Job —
Take the material below and retype it in full; pictures are left out.

[Dataset items]

================================

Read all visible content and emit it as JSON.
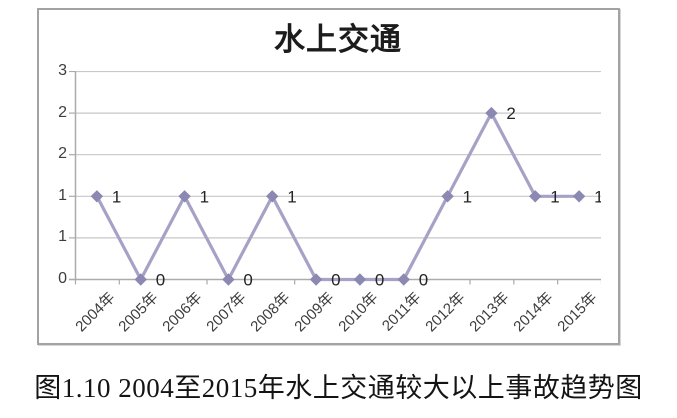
{
  "chart_data": {
    "type": "line",
    "title": "水上交通",
    "categories": [
      "2004年",
      "2005年",
      "2006年",
      "2007年",
      "2008年",
      "2009年",
      "2010年",
      "2011年",
      "2012年",
      "2013年",
      "2014年",
      "2015年"
    ],
    "series": [
      {
        "name": "水上交通",
        "values": [
          1,
          0,
          1,
          0,
          1,
          0,
          0,
          0,
          1,
          2,
          1,
          1
        ]
      }
    ],
    "data_labels": [
      "1",
      "0",
      "1",
      "0",
      "1",
      "0",
      "0",
      "0",
      "1",
      "2",
      "1",
      "1"
    ],
    "xlabel": "",
    "ylabel": "",
    "ylim": [
      0,
      2.5
    ],
    "y_axis": {
      "tick_interval": 0.5,
      "tick_labels_top_to_bottom": [
        "3",
        "2",
        "2",
        "1",
        "1",
        "0"
      ]
    },
    "grid": true,
    "legend": "none",
    "marker": "diamond",
    "colors": {
      "line": "#a5a2c6",
      "marker": "#8b88b2",
      "gridline": "#c7c7c7",
      "axis": "#ababab",
      "axis_text": "#3d3d3d",
      "data_label_text": "#242424",
      "panel_border": "#a3a3a3",
      "title_text": "#1c1c1c"
    }
  },
  "caption": "图1.10 2004至2015年水上交通较大以上事故趋势图"
}
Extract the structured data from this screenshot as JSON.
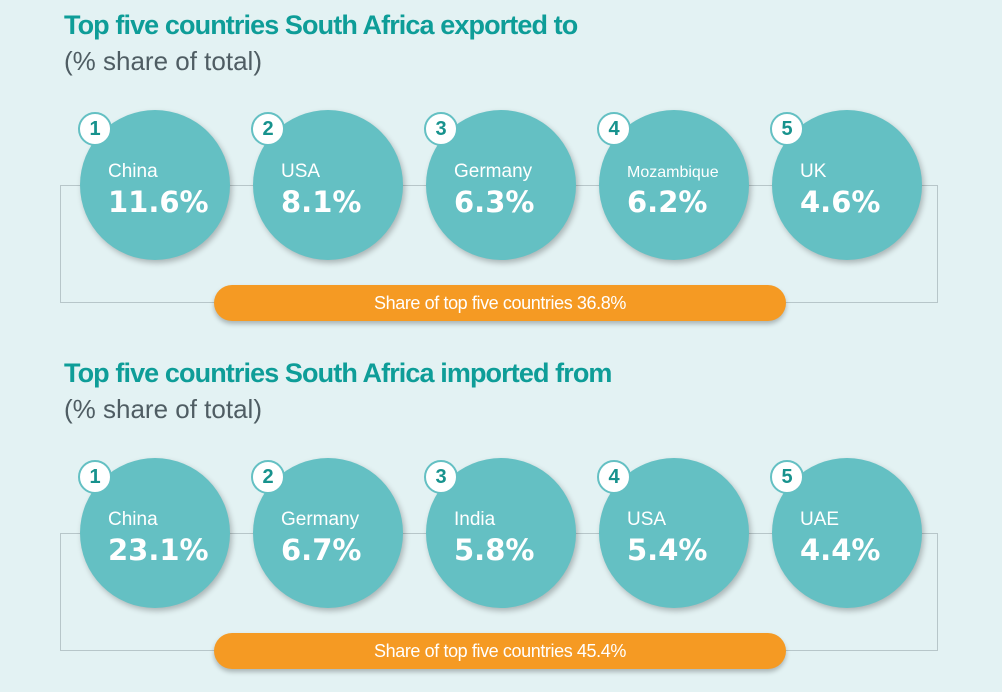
{
  "exports": {
    "title": "Top five countries South Africa exported to",
    "subtitle": "(% share of total)",
    "items": [
      {
        "rank": "1",
        "country": "China",
        "share": "11.6%"
      },
      {
        "rank": "2",
        "country": "USA",
        "share": "8.1%"
      },
      {
        "rank": "3",
        "country": "Germany",
        "share": "6.3%"
      },
      {
        "rank": "4",
        "country": "Mozambique",
        "share": "6.2%"
      },
      {
        "rank": "5",
        "country": "UK",
        "share": "4.6%"
      }
    ],
    "total_label": "Share of top five countries 36.8%"
  },
  "imports": {
    "title": "Top five countries South Africa imported from",
    "subtitle": "(% share of total)",
    "items": [
      {
        "rank": "1",
        "country": "China",
        "share": "23.1%"
      },
      {
        "rank": "2",
        "country": "Germany",
        "share": "6.7%"
      },
      {
        "rank": "3",
        "country": "India",
        "share": "5.8%"
      },
      {
        "rank": "4",
        "country": "USA",
        "share": "5.4%"
      },
      {
        "rank": "5",
        "country": "UAE",
        "share": "4.4%"
      }
    ],
    "total_label": "Share of top five countries 45.4%"
  },
  "colors": {
    "background": "#e3f2f3",
    "title": "#0e9d98",
    "circle": "#64c0c3",
    "pill": "#f59a23"
  }
}
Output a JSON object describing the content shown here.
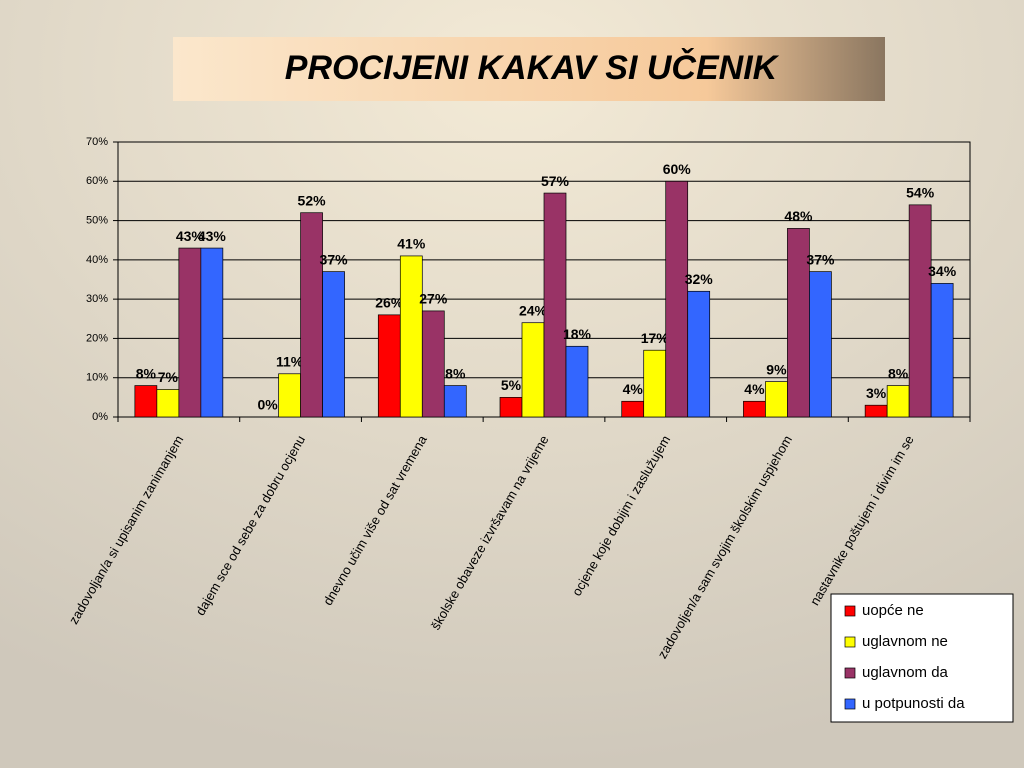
{
  "chart_data": {
    "type": "bar",
    "title": "PROCIJENI KAKAV SI UČENIK",
    "categories": [
      "zadovoljan/a si upisanim zanimanjem",
      "dajem sce od sebe za dobru ocjenu",
      "dnevno učim više od sat vremena",
      "školske obaveze izvršavam na vrijeme",
      "ocjene koje dobijm i zaslužujem",
      "zadovoljen/a sam svojim školskim uspjehom",
      "nastavnike poštujem i divim im se"
    ],
    "series": [
      {
        "name": "uopće ne",
        "color": "#ff0000",
        "values": [
          8,
          0,
          26,
          5,
          4,
          4,
          3
        ],
        "value_labels": [
          "8%",
          "0%",
          "26%",
          "5%",
          "4%",
          "4%",
          "3%"
        ]
      },
      {
        "name": "uglavnom ne",
        "color": "#ffff00",
        "values": [
          7,
          11,
          41,
          24,
          17,
          9,
          8
        ],
        "value_labels": [
          "7%",
          "11%",
          "41%",
          "24%",
          "17%",
          "9%",
          "8%"
        ]
      },
      {
        "name": "uglavnom da",
        "color": "#993366",
        "values": [
          43,
          52,
          27,
          57,
          60,
          48,
          54
        ],
        "value_labels": [
          "43%",
          "52%",
          "27%",
          "57%",
          "60%",
          "48%",
          "54%"
        ]
      },
      {
        "name": "u potpunosti da",
        "color": "#3366ff",
        "values": [
          43,
          37,
          8,
          18,
          32,
          37,
          34
        ],
        "value_labels": [
          "43%",
          "37%",
          "8%",
          "18%",
          "32%",
          "37%",
          "34%"
        ]
      }
    ],
    "ylim": [
      0,
      70
    ],
    "yticks": [
      {
        "value": 0,
        "label": "0%"
      },
      {
        "value": 10,
        "label": "10%"
      },
      {
        "value": 20,
        "label": "20%"
      },
      {
        "value": 30,
        "label": "30%"
      },
      {
        "value": 40,
        "label": "40%"
      },
      {
        "value": 50,
        "label": "50%"
      },
      {
        "value": 60,
        "label": "60%"
      },
      {
        "value": 70,
        "label": "70%"
      }
    ],
    "grid": true,
    "legend": "bottom-right"
  }
}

================================

Reply to the task —
Read all visible content and emit it as JSON.
{
  "chart_data": {
    "type": "line",
    "title": "水上交通",
    "categories": [
      "2004年",
      "2005年",
      "2006年",
      "2007年",
      "2008年",
      "2009年",
      "2010年",
      "2011年",
      "2012年",
      "2013年",
      "2014年",
      "2015年"
    ],
    "series": [
      {
        "name": "水上交通",
        "values": [
          1,
          0,
          1,
          0,
          1,
          0,
          0,
          0,
          1,
          2,
          1,
          1
        ]
      }
    ],
    "data_labels": [
      "1",
      "0",
      "1",
      "0",
      "1",
      "0",
      "0",
      "0",
      "1",
      "2",
      "1",
      "1"
    ],
    "xlabel": "",
    "ylabel": "",
    "ylim": [
      0,
      2.5
    ],
    "y_axis": {
      "tick_interval": 0.5,
      "tick_labels_top_to_bottom": [
        "3",
        "2",
        "2",
        "1",
        "1",
        "0"
      ]
    },
    "grid": true,
    "legend": "none",
    "marker": "diamond",
    "colors": {
      "line": "#a5a2c6",
      "marker": "#8b88b2",
      "gridline": "#c7c7c7",
      "axis": "#ababab",
      "axis_text": "#3d3d3d",
      "data_label_text": "#242424",
      "panel_border": "#a3a3a3",
      "title_text": "#1c1c1c"
    }
  },
  "caption": "图1.10 2004至2015年水上交通较大以上事故趋势图"
}
Extract the structured data from this screenshot as JSON.
{
  "exports": {
    "title": "Top five countries South Africa exported to",
    "subtitle": "(% share of total)",
    "items": [
      {
        "rank": "1",
        "country": "China",
        "share": "11.6%"
      },
      {
        "rank": "2",
        "country": "USA",
        "share": "8.1%"
      },
      {
        "rank": "3",
        "country": "Germany",
        "share": "6.3%"
      },
      {
        "rank": "4",
        "country": "Mozambique",
        "share": "6.2%"
      },
      {
        "rank": "5",
        "country": "UK",
        "share": "4.6%"
      }
    ],
    "total_label": "Share of top five countries 36.8%"
  },
  "imports": {
    "title": "Top five countries South Africa imported from",
    "subtitle": "(% share of total)",
    "items": [
      {
        "rank": "1",
        "country": "China",
        "share": "23.1%"
      },
      {
        "rank": "2",
        "country": "Germany",
        "share": "6.7%"
      },
      {
        "rank": "3",
        "country": "India",
        "share": "5.8%"
      },
      {
        "rank": "4",
        "country": "USA",
        "share": "5.4%"
      },
      {
        "rank": "5",
        "country": "UAE",
        "share": "4.4%"
      }
    ],
    "total_label": "Share of top five countries 45.4%"
  },
  "colors": {
    "background": "#e3f2f3",
    "title": "#0e9d98",
    "circle": "#64c0c3",
    "pill": "#f59a23"
  }
}
Output a JSON object describing the content shown here.
{
  "chart_data": {
    "type": "bar",
    "title": "PROCIJENI KAKAV SI UČENIK",
    "categories": [
      "zadovoljan/a si upisanim zanimanjem",
      "dajem sce od sebe za dobru ocjenu",
      "dnevno učim više od sat vremena",
      "školske obaveze izvršavam na vrijeme",
      "ocjene koje dobijm i zaslužujem",
      "zadovoljen/a sam svojim školskim uspjehom",
      "nastavnike poštujem i divim im se"
    ],
    "series": [
      {
        "name": "uopće ne",
        "color": "#ff0000",
        "values": [
          8,
          0,
          26,
          5,
          4,
          4,
          3
        ],
        "value_labels": [
          "8%",
          "0%",
          "26%",
          "5%",
          "4%",
          "4%",
          "3%"
        ]
      },
      {
        "name": "uglavnom ne",
        "color": "#ffff00",
        "values": [
          7,
          11,
          41,
          24,
          17,
          9,
          8
        ],
        "value_labels": [
          "7%",
          "11%",
          "41%",
          "24%",
          "17%",
          "9%",
          "8%"
        ]
      },
      {
        "name": "uglavnom da",
        "color": "#993366",
        "values": [
          43,
          52,
          27,
          57,
          60,
          48,
          54
        ],
        "value_labels": [
          "43%",
          "52%",
          "27%",
          "57%",
          "60%",
          "48%",
          "54%"
        ]
      },
      {
        "name": "u potpunosti da",
        "color": "#3366ff",
        "values": [
          43,
          37,
          8,
          18,
          32,
          37,
          34
        ],
        "value_labels": [
          "43%",
          "37%",
          "8%",
          "18%",
          "32%",
          "37%",
          "34%"
        ]
      }
    ],
    "ylim": [
      0,
      70
    ],
    "yticks": [
      {
        "value": 0,
        "label": "0%"
      },
      {
        "value": 10,
        "label": "10%"
      },
      {
        "value": 20,
        "label": "20%"
      },
      {
        "value": 30,
        "label": "30%"
      },
      {
        "value": 40,
        "label": "40%"
      },
      {
        "value": 50,
        "label": "50%"
      },
      {
        "value": 60,
        "label": "60%"
      },
      {
        "value": 70,
        "label": "70%"
      }
    ],
    "grid": true,
    "legend": "bottom-right"
  }
}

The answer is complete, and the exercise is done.